▸ **Exercise prompt**: Take the entries below and reproduce them word for word.

****

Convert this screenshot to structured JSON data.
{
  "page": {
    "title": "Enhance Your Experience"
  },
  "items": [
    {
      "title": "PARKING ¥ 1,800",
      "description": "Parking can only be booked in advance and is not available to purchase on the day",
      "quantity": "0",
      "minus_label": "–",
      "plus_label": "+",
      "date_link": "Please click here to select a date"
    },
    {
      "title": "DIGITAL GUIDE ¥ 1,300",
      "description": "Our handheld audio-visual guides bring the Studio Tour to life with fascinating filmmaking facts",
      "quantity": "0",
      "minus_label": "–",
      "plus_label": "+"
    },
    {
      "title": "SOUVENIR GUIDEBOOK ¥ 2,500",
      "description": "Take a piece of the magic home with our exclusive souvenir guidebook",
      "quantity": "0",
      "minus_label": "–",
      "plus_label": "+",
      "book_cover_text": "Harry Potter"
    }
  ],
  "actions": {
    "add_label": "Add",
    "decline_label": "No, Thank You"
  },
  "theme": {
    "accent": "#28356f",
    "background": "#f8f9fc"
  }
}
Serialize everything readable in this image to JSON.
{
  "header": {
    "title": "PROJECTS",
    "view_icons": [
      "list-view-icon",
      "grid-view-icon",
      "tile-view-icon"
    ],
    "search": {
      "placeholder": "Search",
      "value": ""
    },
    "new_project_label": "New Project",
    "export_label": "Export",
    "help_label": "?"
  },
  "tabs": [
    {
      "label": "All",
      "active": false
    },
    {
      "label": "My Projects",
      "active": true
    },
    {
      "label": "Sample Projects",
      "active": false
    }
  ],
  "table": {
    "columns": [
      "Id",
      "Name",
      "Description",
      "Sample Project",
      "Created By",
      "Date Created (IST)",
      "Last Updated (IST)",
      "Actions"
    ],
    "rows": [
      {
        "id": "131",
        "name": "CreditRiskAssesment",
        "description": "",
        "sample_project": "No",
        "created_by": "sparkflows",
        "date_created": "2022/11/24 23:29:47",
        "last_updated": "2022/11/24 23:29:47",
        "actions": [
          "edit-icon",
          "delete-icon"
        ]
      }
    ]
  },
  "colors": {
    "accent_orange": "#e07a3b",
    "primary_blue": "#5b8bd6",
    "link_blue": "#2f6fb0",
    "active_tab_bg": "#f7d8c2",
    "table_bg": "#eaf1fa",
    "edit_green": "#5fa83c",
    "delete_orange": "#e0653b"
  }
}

****

▸ **Solution for this exercise**:
Convert this screenshot to structured JSON data.
{
  "page": {
    "title": "Enhance Your Experience"
  },
  "items": [
    {
      "title": "PARKING ¥ 1,800",
      "description": "Parking can only be booked in advance and is not available to purchase on the day",
      "quantity": "0",
      "minus_label": "–",
      "plus_label": "+",
      "date_link": "Please click here to select a date"
    },
    {
      "title": "DIGITAL GUIDE ¥ 1,300",
      "description": "Our handheld audio-visual guides bring the Studio Tour to life with fascinating filmmaking facts",
      "quantity": "0",
      "minus_label": "–",
      "plus_label": "+"
    },
    {
      "title": "SOUVENIR GUIDEBOOK ¥ 2,500",
      "description": "Take a piece of the magic home with our exclusive souvenir guidebook",
      "quantity": "0",
      "minus_label": "–",
      "plus_label": "+",
      "book_cover_text": "Harry Potter"
    }
  ],
  "actions": {
    "add_label": "Add",
    "decline_label": "No, Thank You"
  },
  "theme": {
    "accent": "#28356f",
    "background": "#f8f9fc"
  }
}
Serialize everything readable in this image to JSON.
{
  "header": {
    "title": "PROJECTS",
    "view_icons": [
      "list-view-icon",
      "grid-view-icon",
      "tile-view-icon"
    ],
    "search": {
      "placeholder": "Search",
      "value": ""
    },
    "new_project_label": "New Project",
    "export_label": "Export",
    "help_label": "?"
  },
  "tabs": [
    {
      "label": "All",
      "active": false
    },
    {
      "label": "My Projects",
      "active": true
    },
    {
      "label": "Sample Projects",
      "active": false
    }
  ],
  "table": {
    "columns": [
      "Id",
      "Name",
      "Description",
      "Sample Project",
      "Created By",
      "Date Created (IST)",
      "Last Updated (IST)",
      "Actions"
    ],
    "rows": [
      {
        "id": "131",
        "name": "CreditRiskAssesment",
        "description": "",
        "sample_project": "No",
        "created_by": "sparkflows",
        "date_created": "2022/11/24 23:29:47",
        "last_updated": "2022/11/24 23:29:47",
        "actions": [
          "edit-icon",
          "delete-icon"
        ]
      }
    ]
  },
  "colors": {
    "accent_orange": "#e07a3b",
    "primary_blue": "#5b8bd6",
    "link_blue": "#2f6fb0",
    "active_tab_bg": "#f7d8c2",
    "table_bg": "#eaf1fa",
    "edit_green": "#5fa83c",
    "delete_orange": "#e0653b"
  }
}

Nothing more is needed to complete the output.